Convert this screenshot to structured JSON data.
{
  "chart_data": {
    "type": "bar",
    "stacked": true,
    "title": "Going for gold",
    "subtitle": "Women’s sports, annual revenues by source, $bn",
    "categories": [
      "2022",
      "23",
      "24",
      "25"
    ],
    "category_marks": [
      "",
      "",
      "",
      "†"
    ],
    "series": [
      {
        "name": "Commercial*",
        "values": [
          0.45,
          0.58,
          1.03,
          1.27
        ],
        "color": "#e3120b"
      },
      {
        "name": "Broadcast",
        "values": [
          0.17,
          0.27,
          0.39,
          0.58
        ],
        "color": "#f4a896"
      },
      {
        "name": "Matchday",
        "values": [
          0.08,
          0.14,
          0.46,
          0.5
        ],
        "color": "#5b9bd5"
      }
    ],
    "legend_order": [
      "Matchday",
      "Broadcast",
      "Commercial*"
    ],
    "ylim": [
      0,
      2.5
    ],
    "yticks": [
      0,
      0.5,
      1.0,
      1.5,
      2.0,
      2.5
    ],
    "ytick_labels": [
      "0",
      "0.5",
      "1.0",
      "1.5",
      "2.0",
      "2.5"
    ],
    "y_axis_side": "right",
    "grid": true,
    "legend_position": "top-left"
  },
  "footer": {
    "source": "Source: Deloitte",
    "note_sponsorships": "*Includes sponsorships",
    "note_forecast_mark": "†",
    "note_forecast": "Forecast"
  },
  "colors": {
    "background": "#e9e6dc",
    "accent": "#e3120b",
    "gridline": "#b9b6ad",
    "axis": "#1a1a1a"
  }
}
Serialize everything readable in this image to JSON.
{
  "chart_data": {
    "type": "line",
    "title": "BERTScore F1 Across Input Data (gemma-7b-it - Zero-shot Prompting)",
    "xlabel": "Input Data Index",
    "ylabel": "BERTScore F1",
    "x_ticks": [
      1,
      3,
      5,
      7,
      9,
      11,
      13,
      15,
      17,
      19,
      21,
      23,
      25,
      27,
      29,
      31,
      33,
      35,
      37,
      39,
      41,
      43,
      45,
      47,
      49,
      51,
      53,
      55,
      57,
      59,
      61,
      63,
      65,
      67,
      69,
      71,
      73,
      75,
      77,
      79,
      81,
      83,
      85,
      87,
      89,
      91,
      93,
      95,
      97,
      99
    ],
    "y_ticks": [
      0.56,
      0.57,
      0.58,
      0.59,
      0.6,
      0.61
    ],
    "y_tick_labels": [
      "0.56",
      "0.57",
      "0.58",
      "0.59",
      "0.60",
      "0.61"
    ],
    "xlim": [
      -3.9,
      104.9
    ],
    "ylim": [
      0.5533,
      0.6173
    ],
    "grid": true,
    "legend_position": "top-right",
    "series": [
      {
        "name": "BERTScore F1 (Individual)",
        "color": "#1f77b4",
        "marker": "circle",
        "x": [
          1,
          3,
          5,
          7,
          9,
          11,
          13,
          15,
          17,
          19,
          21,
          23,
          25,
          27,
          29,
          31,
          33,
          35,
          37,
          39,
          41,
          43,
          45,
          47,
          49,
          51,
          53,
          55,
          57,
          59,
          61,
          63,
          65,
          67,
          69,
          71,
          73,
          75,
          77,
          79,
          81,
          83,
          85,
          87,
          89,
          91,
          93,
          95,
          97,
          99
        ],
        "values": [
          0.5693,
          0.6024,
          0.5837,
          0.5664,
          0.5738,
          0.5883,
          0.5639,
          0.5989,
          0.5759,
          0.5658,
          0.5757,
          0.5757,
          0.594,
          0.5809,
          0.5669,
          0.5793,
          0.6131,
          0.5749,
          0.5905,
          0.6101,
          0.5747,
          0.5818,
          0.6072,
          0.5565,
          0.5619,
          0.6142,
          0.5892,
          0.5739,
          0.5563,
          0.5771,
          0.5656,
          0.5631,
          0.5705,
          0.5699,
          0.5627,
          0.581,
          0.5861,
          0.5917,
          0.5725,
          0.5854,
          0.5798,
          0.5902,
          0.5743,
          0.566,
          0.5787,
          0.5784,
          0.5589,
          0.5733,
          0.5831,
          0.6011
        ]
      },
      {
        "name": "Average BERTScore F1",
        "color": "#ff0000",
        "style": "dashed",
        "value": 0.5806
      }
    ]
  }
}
####################
DIRECTIONS FOR THIS TASK - Set all of the records down again, exactly as they stand.

RESPONSE -
Convert this screenshot to structured JSON data.
{
  "chart_data": {
    "type": "bar",
    "stacked": true,
    "title": "Going for gold",
    "subtitle": "Women’s sports, annual revenues by source, $bn",
    "categories": [
      "2022",
      "23",
      "24",
      "25"
    ],
    "category_marks": [
      "",
      "",
      "",
      "†"
    ],
    "series": [
      {
        "name": "Commercial*",
        "values": [
          0.45,
          0.58,
          1.03,
          1.27
        ],
        "color": "#e3120b"
      },
      {
        "name": "Broadcast",
        "values": [
          0.17,
          0.27,
          0.39,
          0.58
        ],
        "color": "#f4a896"
      },
      {
        "name": "Matchday",
        "values": [
          0.08,
          0.14,
          0.46,
          0.5
        ],
        "color": "#5b9bd5"
      }
    ],
    "legend_order": [
      "Matchday",
      "Broadcast",
      "Commercial*"
    ],
    "ylim": [
      0,
      2.5
    ],
    "yticks": [
      0,
      0.5,
      1.0,
      1.5,
      2.0,
      2.5
    ],
    "ytick_labels": [
      "0",
      "0.5",
      "1.0",
      "1.5",
      "2.0",
      "2.5"
    ],
    "y_axis_side": "right",
    "grid": true,
    "legend_position": "top-left"
  },
  "footer": {
    "source": "Source: Deloitte",
    "note_sponsorships": "*Includes sponsorships",
    "note_forecast_mark": "†",
    "note_forecast": "Forecast"
  },
  "colors": {
    "background": "#e9e6dc",
    "accent": "#e3120b",
    "gridline": "#b9b6ad",
    "axis": "#1a1a1a"
  }
}
Serialize everything readable in this image to JSON.
{
  "chart_data": {
    "type": "line",
    "title": "BERTScore F1 Across Input Data (gemma-7b-it - Zero-shot Prompting)",
    "xlabel": "Input Data Index",
    "ylabel": "BERTScore F1",
    "x_ticks": [
      1,
      3,
      5,
      7,
      9,
      11,
      13,
      15,
      17,
      19,
      21,
      23,
      25,
      27,
      29,
      31,
      33,
      35,
      37,
      39,
      41,
      43,
      45,
      47,
      49,
      51,
      53,
      55,
      57,
      59,
      61,
      63,
      65,
      67,
      69,
      71,
      73,
      75,
      77,
      79,
      81,
      83,
      85,
      87,
      89,
      91,
      93,
      95,
      97,
      99
    ],
    "y_ticks": [
      0.56,
      0.57,
      0.58,
      0.59,
      0.6,
      0.61
    ],
    "y_tick_labels": [
      "0.56",
      "0.57",
      "0.58",
      "0.59",
      "0.60",
      "0.61"
    ],
    "xlim": [
      -3.9,
      104.9
    ],
    "ylim": [
      0.5533,
      0.6173
    ],
    "grid": true,
    "legend_position": "top-right",
    "series": [
      {
        "name": "BERTScore F1 (Individual)",
        "color": "#1f77b4",
        "marker": "circle",
        "x": [
          1,
          3,
          5,
          7,
          9,
          11,
          13,
          15,
          17,
          19,
          21,
          23,
          25,
          27,
          29,
          31,
          33,
          35,
          37,
          39,
          41,
          43,
          45,
          47,
          49,
          51,
          53,
          55,
          57,
          59,
          61,
          63,
          65,
          67,
          69,
          71,
          73,
          75,
          77,
          79,
          81,
          83,
          85,
          87,
          89,
          91,
          93,
          95,
          97,
          99
        ],
        "values": [
          0.5693,
          0.6024,
          0.5837,
          0.5664,
          0.5738,
          0.5883,
          0.5639,
          0.5989,
          0.5759,
          0.5658,
          0.5757,
          0.5757,
          0.594,
          0.5809,
          0.5669,
          0.5793,
          0.6131,
          0.5749,
          0.5905,
          0.6101,
          0.5747,
          0.5818,
          0.6072,
          0.5565,
          0.5619,
          0.6142,
          0.5892,
          0.5739,
          0.5563,
          0.5771,
          0.5656,
          0.5631,
          0.5705,
          0.5699,
          0.5627,
          0.581,
          0.5861,
          0.5917,
          0.5725,
          0.5854,
          0.5798,
          0.5902,
          0.5743,
          0.566,
          0.5787,
          0.5784,
          0.5589,
          0.5733,
          0.5831,
          0.6011
        ]
      },
      {
        "name": "Average BERTScore F1",
        "color": "#ff0000",
        "style": "dashed",
        "value": 0.5806
      }
    ]
  }
}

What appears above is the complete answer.